(Data entries for graphics)
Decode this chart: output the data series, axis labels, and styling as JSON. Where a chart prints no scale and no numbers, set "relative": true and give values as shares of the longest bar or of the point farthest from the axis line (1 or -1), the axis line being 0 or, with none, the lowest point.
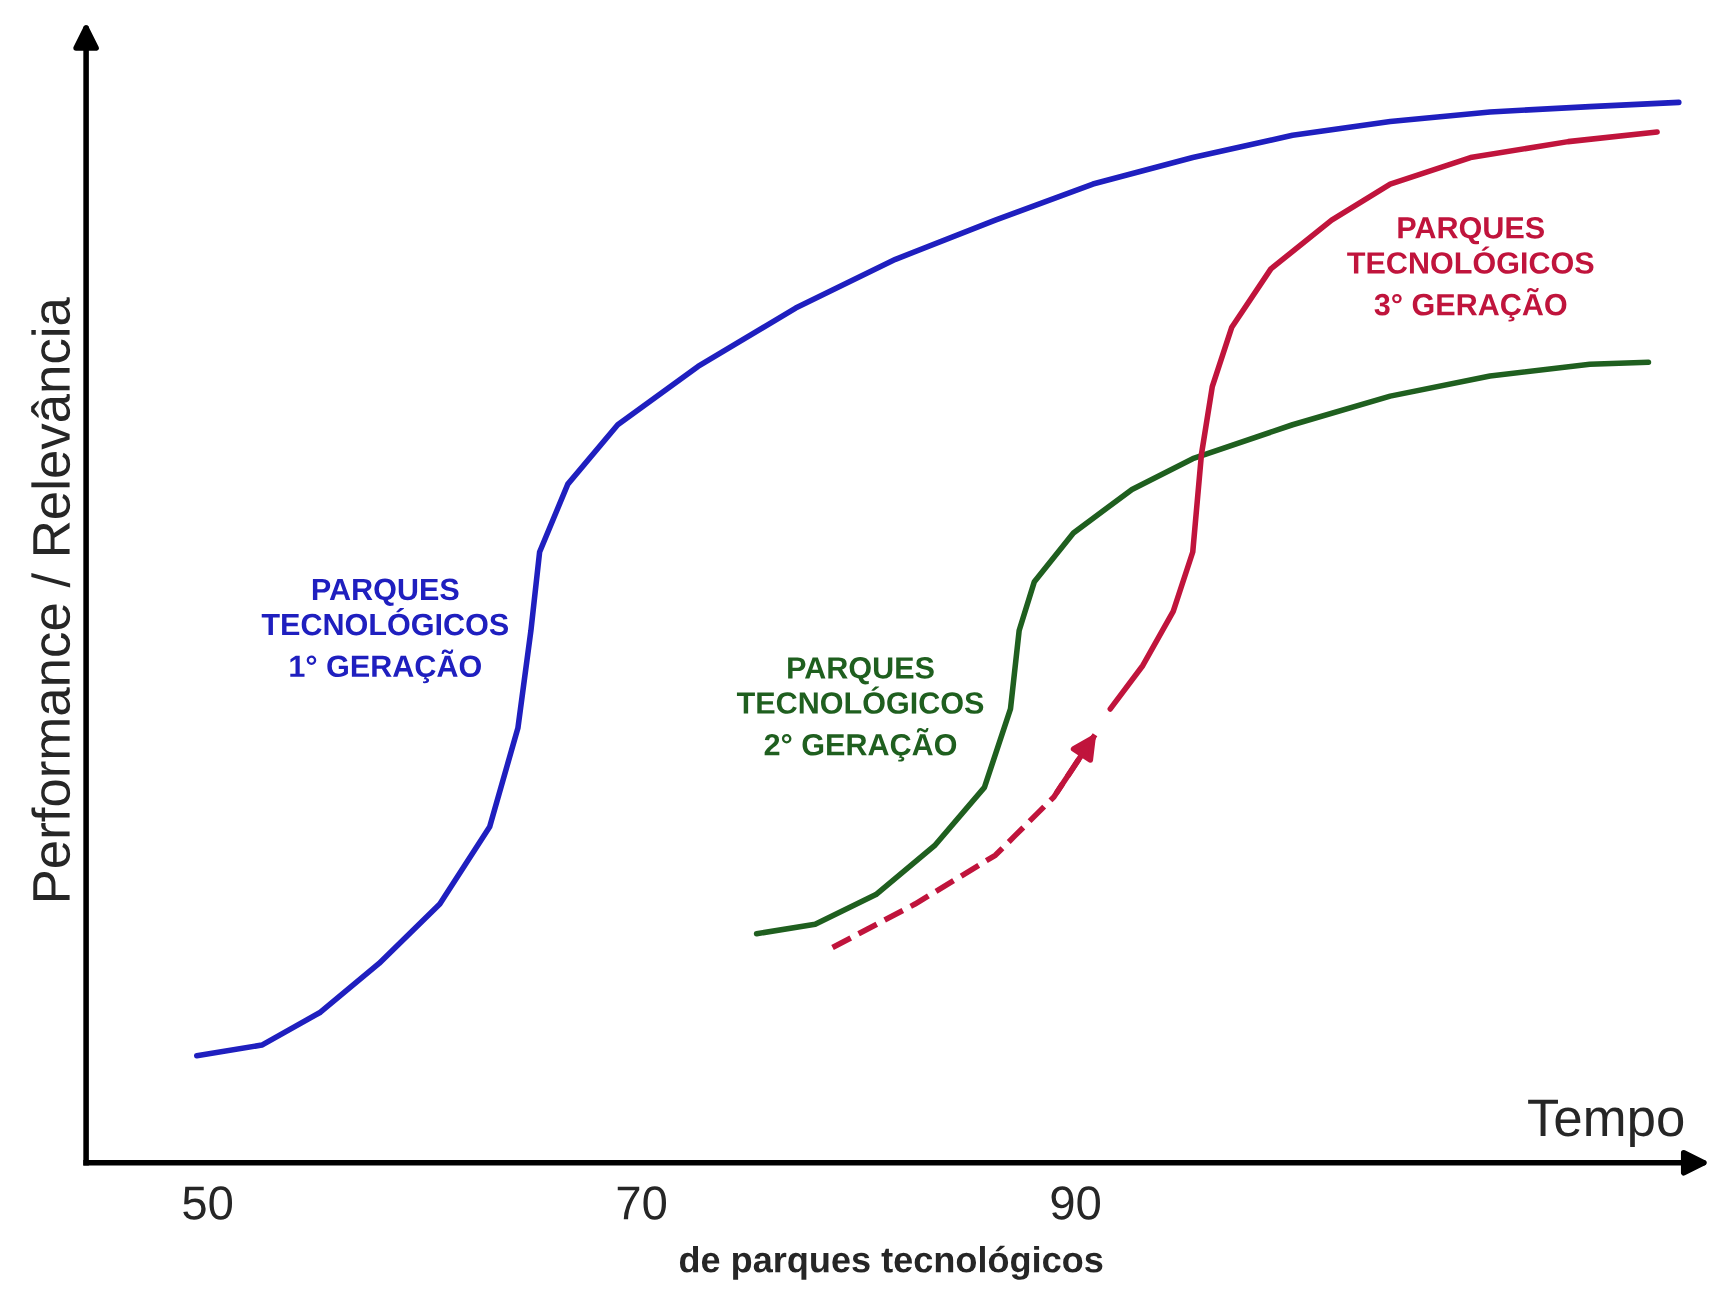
{
  "chart_data": {
    "type": "line",
    "relative": true,
    "xlabel": "de parques tecnológicos",
    "ylabel": "Performance / Relevância",
    "annotations": [
      "Tempo"
    ],
    "xlim": [
      44.4,
      118.6
    ],
    "xticks": [
      50,
      70,
      90
    ],
    "grid": false,
    "legend": false,
    "marker": "none",
    "tick_labels": "x",
    "series": [
      {
        "name": "PARQUES\nTECNOLÓGICOS\n1° GERAÇÃO",
        "color": "#1f1fbf",
        "line_style": "solid",
        "x": [
          49.5,
          52.5,
          55.2,
          57.9,
          60.7,
          63.0,
          64.3,
          64.9,
          65.3,
          66.6,
          68.9,
          72.6,
          77.1,
          81.7,
          86.3,
          90.8,
          95.4,
          100.0,
          104.5,
          109.1,
          113.7,
          117.8
        ],
        "values": [
          0.101,
          0.111,
          0.142,
          0.188,
          0.244,
          0.317,
          0.41,
          0.502,
          0.576,
          0.64,
          0.696,
          0.751,
          0.806,
          0.852,
          0.889,
          0.923,
          0.948,
          0.969,
          0.982,
          0.991,
          0.996,
          1.0
        ]
      },
      {
        "name": "PARQUES\nTECNOLÓGICOS\n2° GERAÇÃO",
        "color": "#1f5f1f",
        "line_style": "solid",
        "x": [
          75.3,
          78.0,
          80.8,
          83.5,
          85.8,
          87.0,
          87.4,
          88.1,
          89.9,
          92.6,
          95.4,
          100.0,
          104.5,
          109.1,
          113.7,
          116.4
        ],
        "values": [
          0.216,
          0.225,
          0.253,
          0.299,
          0.354,
          0.428,
          0.502,
          0.548,
          0.594,
          0.635,
          0.664,
          0.696,
          0.723,
          0.742,
          0.753,
          0.755
        ]
      },
      {
        "name": "PARQUES\nTECNOLÓGICOS\n3° GERAÇÃO",
        "color": "#c0143c",
        "line_style": "solid",
        "x": [
          91.6,
          93.1,
          94.5,
          95.4,
          95.8,
          96.3,
          97.2,
          99.0,
          101.8,
          104.5,
          108.2,
          112.7,
          116.8
        ],
        "values": [
          0.428,
          0.469,
          0.52,
          0.576,
          0.668,
          0.732,
          0.788,
          0.843,
          0.889,
          0.923,
          0.948,
          0.963,
          0.972
        ]
      },
      {
        "color": "#c0143c",
        "line_style": "dashed",
        "x": [
          78.8,
          82.6,
          86.3,
          89.0,
          91.1
        ],
        "values": [
          0.203,
          0.244,
          0.29,
          0.345,
          0.41
        ]
      }
    ]
  }
}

WRITTEN EXERCISE | Copy the whole of the material above exactly, but not its images.

FINAL ANSWER |
Decode this chart: output the data series, axis labels, and styling as JSON. Where a chart prints no scale and no numbers, set "relative": true and give values as shares of the longest bar or of the point farthest from the axis line (1 or -1), the axis line being 0 or, with none, the lowest point.
{
  "chart_data": {
    "type": "line",
    "relative": true,
    "xlabel": "de parques tecnológicos",
    "ylabel": "Performance / Relevância",
    "annotations": [
      "Tempo"
    ],
    "xlim": [
      44.4,
      118.6
    ],
    "xticks": [
      50,
      70,
      90
    ],
    "grid": false,
    "legend": false,
    "marker": "none",
    "tick_labels": "x",
    "series": [
      {
        "name": "PARQUES\nTECNOLÓGICOS\n1° GERAÇÃO",
        "color": "#1f1fbf",
        "line_style": "solid",
        "x": [
          49.5,
          52.5,
          55.2,
          57.9,
          60.7,
          63.0,
          64.3,
          64.9,
          65.3,
          66.6,
          68.9,
          72.6,
          77.1,
          81.7,
          86.3,
          90.8,
          95.4,
          100.0,
          104.5,
          109.1,
          113.7,
          117.8
        ],
        "values": [
          0.101,
          0.111,
          0.142,
          0.188,
          0.244,
          0.317,
          0.41,
          0.502,
          0.576,
          0.64,
          0.696,
          0.751,
          0.806,
          0.852,
          0.889,
          0.923,
          0.948,
          0.969,
          0.982,
          0.991,
          0.996,
          1.0
        ]
      },
      {
        "name": "PARQUES\nTECNOLÓGICOS\n2° GERAÇÃO",
        "color": "#1f5f1f",
        "line_style": "solid",
        "x": [
          75.3,
          78.0,
          80.8,
          83.5,
          85.8,
          87.0,
          87.4,
          88.1,
          89.9,
          92.6,
          95.4,
          100.0,
          104.5,
          109.1,
          113.7,
          116.4
        ],
        "values": [
          0.216,
          0.225,
          0.253,
          0.299,
          0.354,
          0.428,
          0.502,
          0.548,
          0.594,
          0.635,
          0.664,
          0.696,
          0.723,
          0.742,
          0.753,
          0.755
        ]
      },
      {
        "name": "PARQUES\nTECNOLÓGICOS\n3° GERAÇÃO",
        "color": "#c0143c",
        "line_style": "solid",
        "x": [
          91.6,
          93.1,
          94.5,
          95.4,
          95.8,
          96.3,
          97.2,
          99.0,
          101.8,
          104.5,
          108.2,
          112.7,
          116.8
        ],
        "values": [
          0.428,
          0.469,
          0.52,
          0.576,
          0.668,
          0.732,
          0.788,
          0.843,
          0.889,
          0.923,
          0.948,
          0.963,
          0.972
        ]
      },
      {
        "color": "#c0143c",
        "line_style": "dashed",
        "x": [
          78.8,
          82.6,
          86.3,
          89.0,
          91.1
        ],
        "values": [
          0.203,
          0.244,
          0.29,
          0.345,
          0.41
        ]
      }
    ]
  }
}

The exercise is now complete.